%%

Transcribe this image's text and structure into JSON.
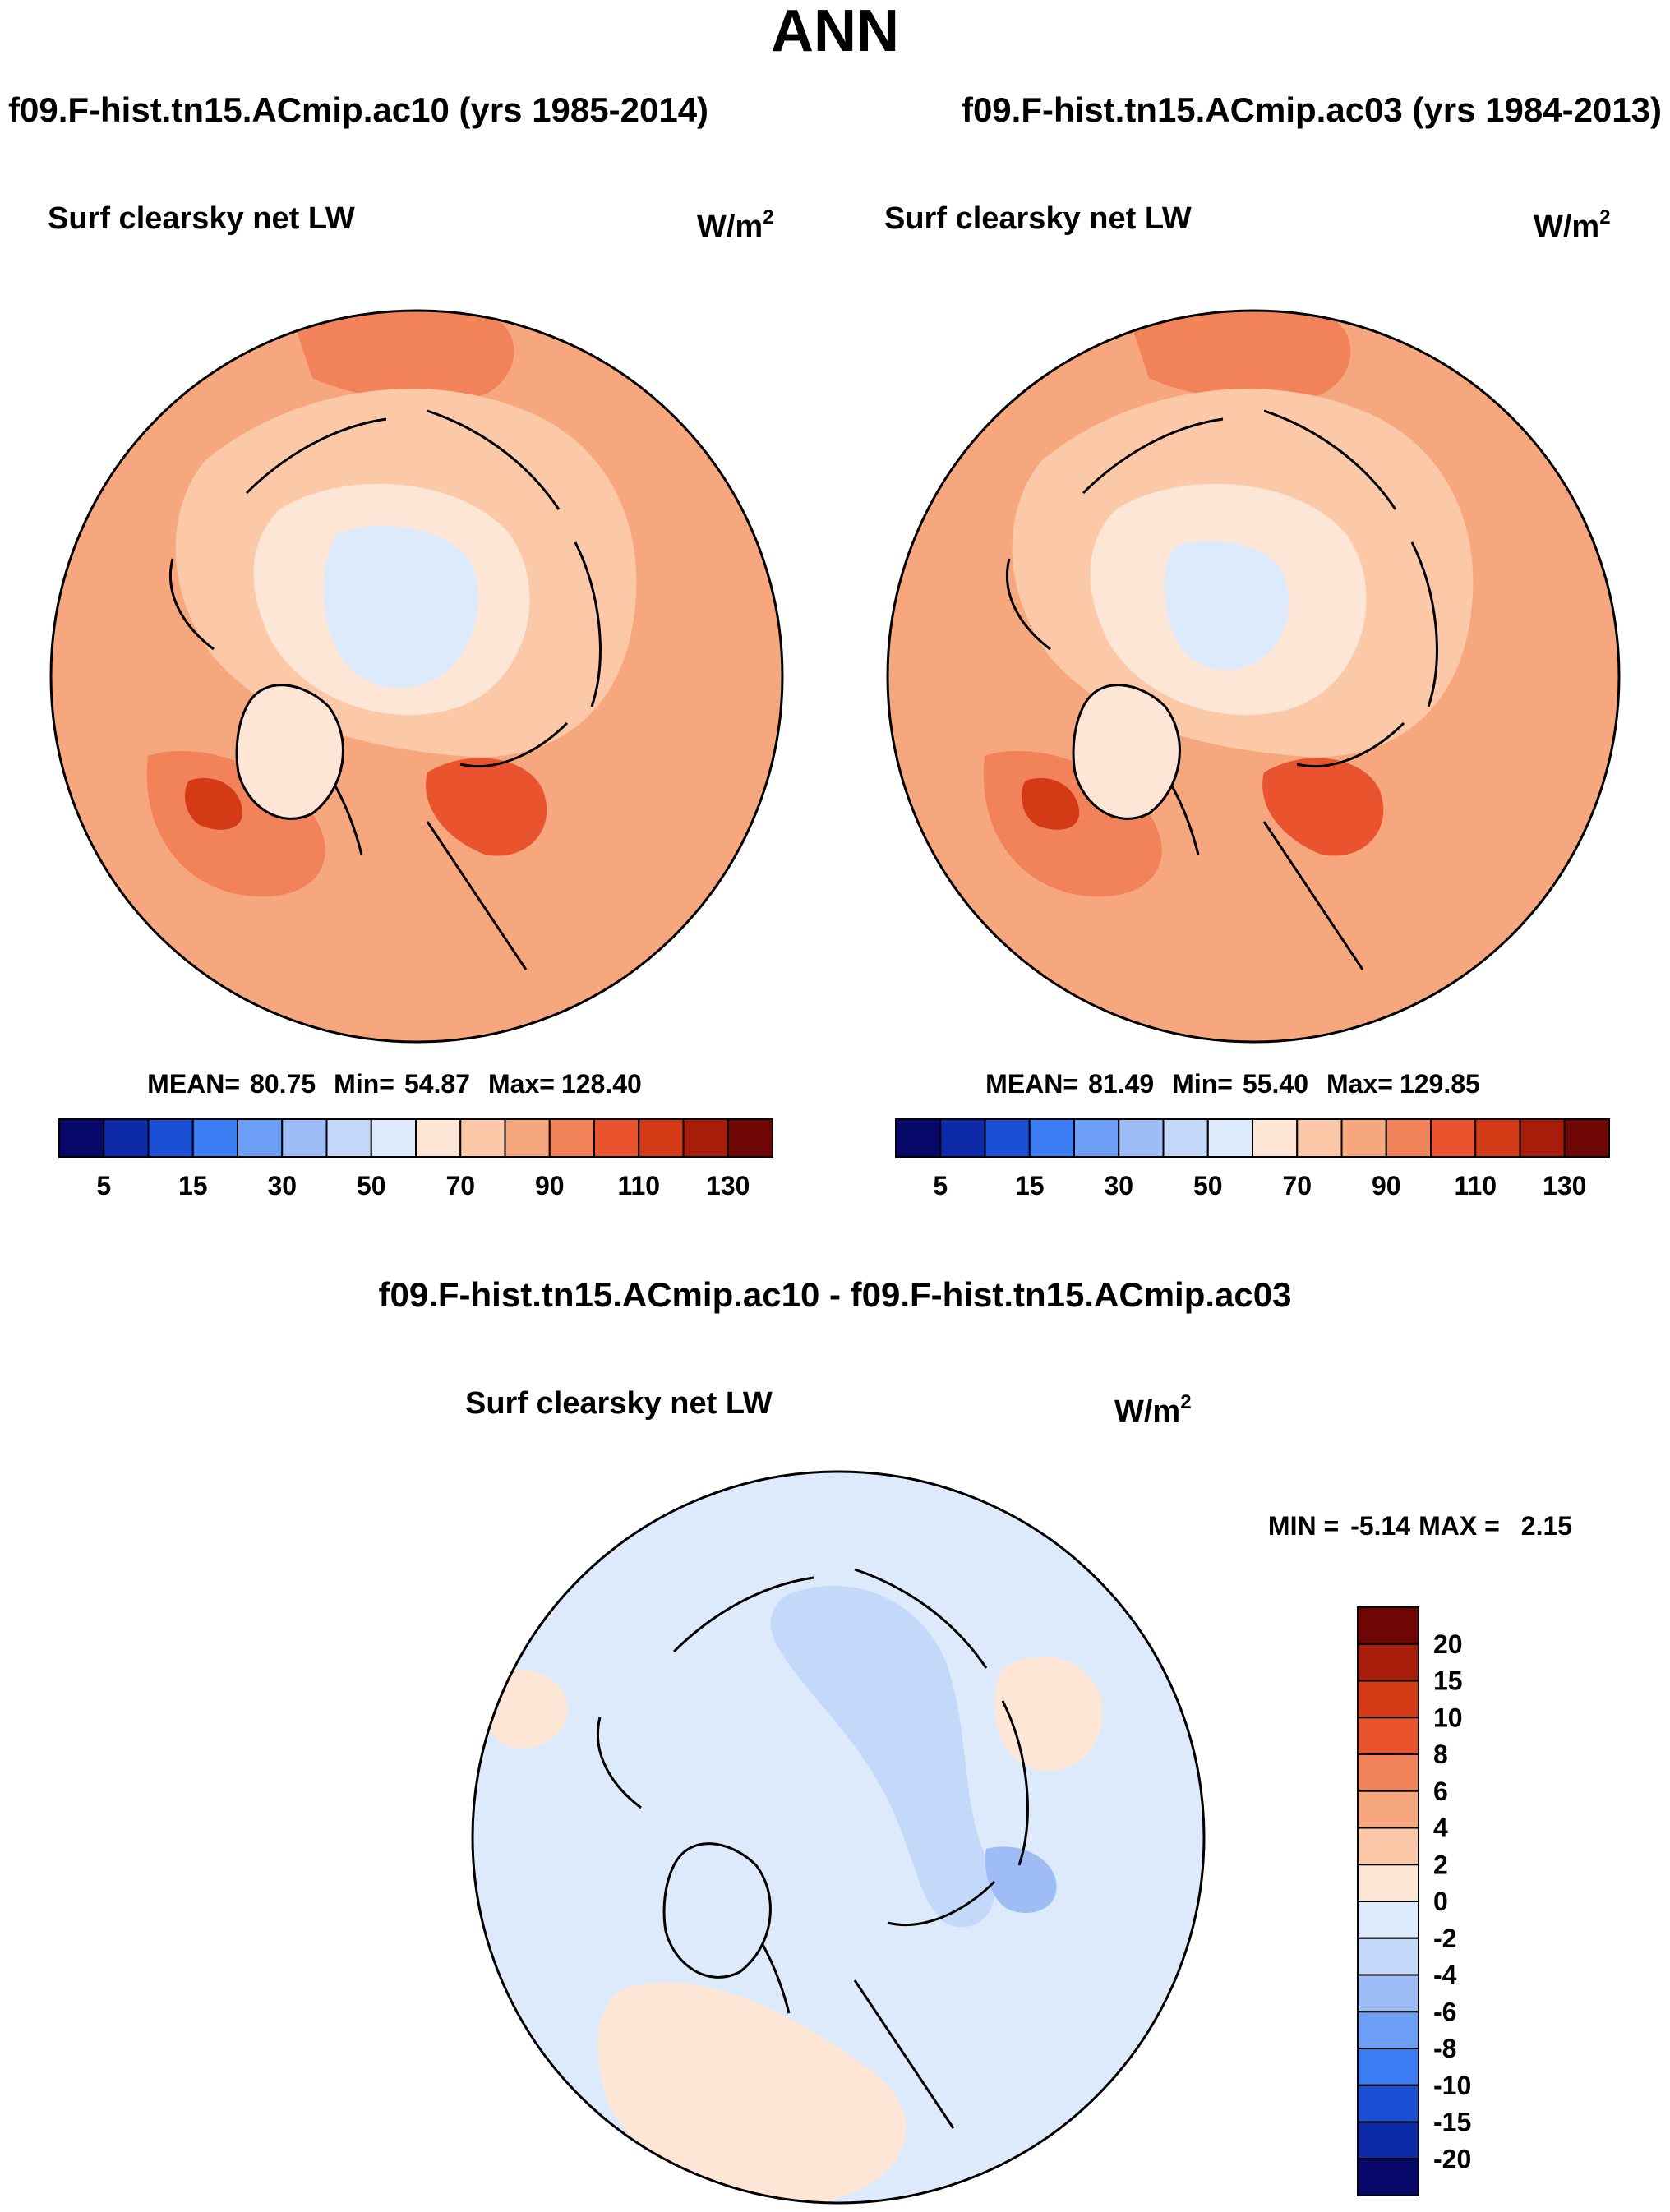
{
  "page_title": "ANN",
  "chart_data": [
    {
      "type": "heatmap",
      "projection": "north-polar-stereographic",
      "case_header": "f09.F-hist.tn15.ACmip.ac10 (yrs 1985-2014)",
      "title": "Surf clearsky net LW",
      "units": "W/m",
      "units_sup": "2",
      "stats": {
        "mean_label": "MEAN=",
        "mean": "80.75",
        "min_label": "Min=",
        "min": "54.87",
        "max_label": "Max=",
        "max": "128.40"
      },
      "levels": [
        5,
        10,
        15,
        20,
        30,
        40,
        50,
        60,
        70,
        80,
        90,
        100,
        110,
        120,
        130
      ],
      "tick_labels": [
        "5",
        "15",
        "30",
        "50",
        "70",
        "90",
        "110",
        "130"
      ]
    },
    {
      "type": "heatmap",
      "projection": "north-polar-stereographic",
      "case_header": "f09.F-hist.tn15.ACmip.ac03 (yrs 1984-2013)",
      "title": "Surf clearsky net LW",
      "units": "W/m",
      "units_sup": "2",
      "stats": {
        "mean_label": "MEAN=",
        "mean": "81.49",
        "min_label": "Min=",
        "min": "55.40",
        "max_label": "Max=",
        "max": "129.85"
      },
      "levels": [
        5,
        10,
        15,
        20,
        30,
        40,
        50,
        60,
        70,
        80,
        90,
        100,
        110,
        120,
        130
      ],
      "tick_labels": [
        "5",
        "15",
        "30",
        "50",
        "70",
        "90",
        "110",
        "130"
      ]
    },
    {
      "type": "heatmap",
      "projection": "north-polar-stereographic",
      "case_header": "f09.F-hist.tn15.ACmip.ac10 - f09.F-hist.tn15.ACmip.ac03",
      "title": "Surf clearsky net LW",
      "units": "W/m",
      "units_sup": "2",
      "stats": {
        "min_label": "MIN =",
        "min": "-5.14",
        "max_label": "MAX =",
        "max": "2.15"
      },
      "levels": [
        -20,
        -15,
        -10,
        -8,
        -6,
        -4,
        -2,
        0,
        2,
        4,
        6,
        8,
        10,
        15,
        20
      ],
      "tick_labels": [
        "20",
        "15",
        "10",
        "8",
        "6",
        "4",
        "2",
        "0",
        "-2",
        "-4",
        "-6",
        "-8",
        "-10",
        "-15",
        "-20"
      ]
    }
  ],
  "colors": {
    "abs_scale": [
      "#08086b",
      "#0d2aa8",
      "#1a4fd6",
      "#3a7cf2",
      "#6c9ef5",
      "#9ebdf7",
      "#c4d8fa",
      "#ddeafb",
      "#fde6d6",
      "#fbc9a8",
      "#f7a77e",
      "#f2825a",
      "#e9542e",
      "#d43a16",
      "#a81d0a",
      "#6e0606"
    ],
    "diff_scale": [
      "#08086b",
      "#0d2aa8",
      "#1a4fd6",
      "#3a7cf2",
      "#6c9ef5",
      "#9ebdf7",
      "#c4d8fa",
      "#ddeafb",
      "#fde6d6",
      "#fbc9a8",
      "#f7a77e",
      "#f2825a",
      "#e9542e",
      "#d43a16",
      "#a81d0a",
      "#6e0606"
    ],
    "ice_core": "#ddeafb",
    "coast": "#000000"
  }
}
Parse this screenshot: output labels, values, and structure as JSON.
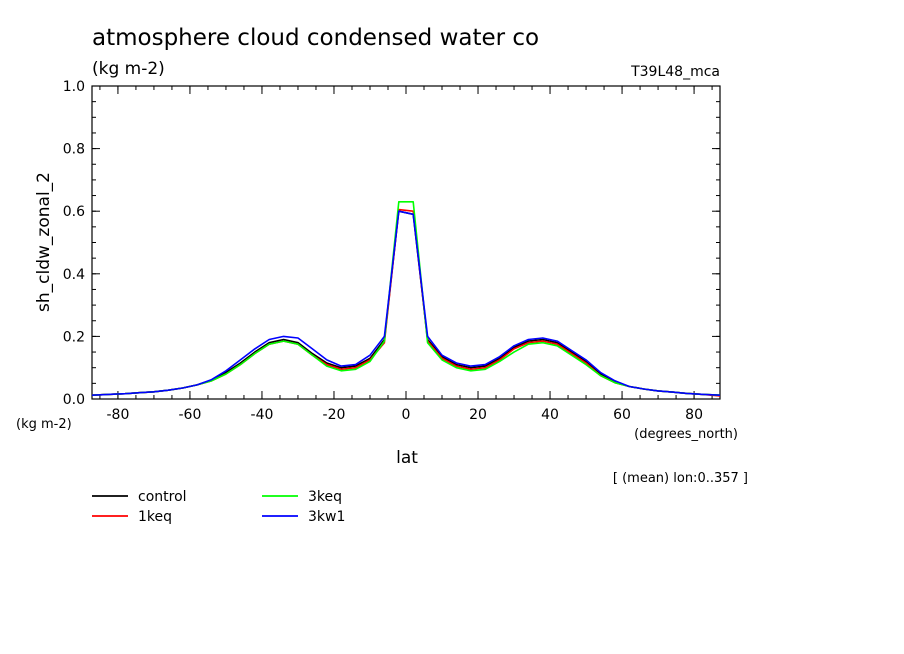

%%

▸ Instructions to follow
Restate the whole listing above exactly, except for its images.

▸ Correct response
Transcribe this image's text and structure into JSON.
{
  "page_title": "ANN",
  "chart_data": [
    {
      "type": "heatmap",
      "projection": "north-polar-stereographic",
      "case_header": "f09.F-hist.tn15.ACmip.ac10 (yrs 1985-2014)",
      "title": "Surf clearsky net LW",
      "units": "W/m",
      "units_sup": "2",
      "stats": {
        "mean_label": "MEAN=",
        "mean": "80.75",
        "min_label": "Min=",
        "min": "54.87",
        "max_label": "Max=",
        "max": "128.40"
      },
      "levels": [
        5,
        10,
        15,
        20,
        30,
        40,
        50,
        60,
        70,
        80,
        90,
        100,
        110,
        120,
        130
      ],
      "tick_labels": [
        "5",
        "15",
        "30",
        "50",
        "70",
        "90",
        "110",
        "130"
      ]
    },
    {
      "type": "heatmap",
      "projection": "north-polar-stereographic",
      "case_header": "f09.F-hist.tn15.ACmip.ac03 (yrs 1984-2013)",
      "title": "Surf clearsky net LW",
      "units": "W/m",
      "units_sup": "2",
      "stats": {
        "mean_label": "MEAN=",
        "mean": "81.49",
        "min_label": "Min=",
        "min": "55.40",
        "max_label": "Max=",
        "max": "129.85"
      },
      "levels": [
        5,
        10,
        15,
        20,
        30,
        40,
        50,
        60,
        70,
        80,
        90,
        100,
        110,
        120,
        130
      ],
      "tick_labels": [
        "5",
        "15",
        "30",
        "50",
        "70",
        "90",
        "110",
        "130"
      ]
    },
    {
      "type": "heatmap",
      "projection": "north-polar-stereographic",
      "case_header": "f09.F-hist.tn15.ACmip.ac10 - f09.F-hist.tn15.ACmip.ac03",
      "title": "Surf clearsky net LW",
      "units": "W/m",
      "units_sup": "2",
      "stats": {
        "min_label": "MIN =",
        "min": "-5.14",
        "max_label": "MAX =",
        "max": "2.15"
      },
      "levels": [
        -20,
        -15,
        -10,
        -8,
        -6,
        -4,
        -2,
        0,
        2,
        4,
        6,
        8,
        10,
        15,
        20
      ],
      "tick_labels": [
        "20",
        "15",
        "10",
        "8",
        "6",
        "4",
        "2",
        "0",
        "-2",
        "-4",
        "-6",
        "-8",
        "-10",
        "-15",
        "-20"
      ]
    }
  ],
  "colors": {
    "abs_scale": [
      "#08086b",
      "#0d2aa8",
      "#1a4fd6",
      "#3a7cf2",
      "#6c9ef5",
      "#9ebdf7",
      "#c4d8fa",
      "#ddeafb",
      "#fde6d6",
      "#fbc9a8",
      "#f7a77e",
      "#f2825a",
      "#e9542e",
      "#d43a16",
      "#a81d0a",
      "#6e0606"
    ],
    "diff_scale": [
      "#08086b",
      "#0d2aa8",
      "#1a4fd6",
      "#3a7cf2",
      "#6c9ef5",
      "#9ebdf7",
      "#c4d8fa",
      "#ddeafb",
      "#fde6d6",
      "#fbc9a8",
      "#f7a77e",
      "#f2825a",
      "#e9542e",
      "#d43a16",
      "#a81d0a",
      "#6e0606"
    ],
    "ice_core": "#ddeafb",
    "coast": "#000000"
  }
}
Parse this screenshot: output labels, values, and structure as JSON.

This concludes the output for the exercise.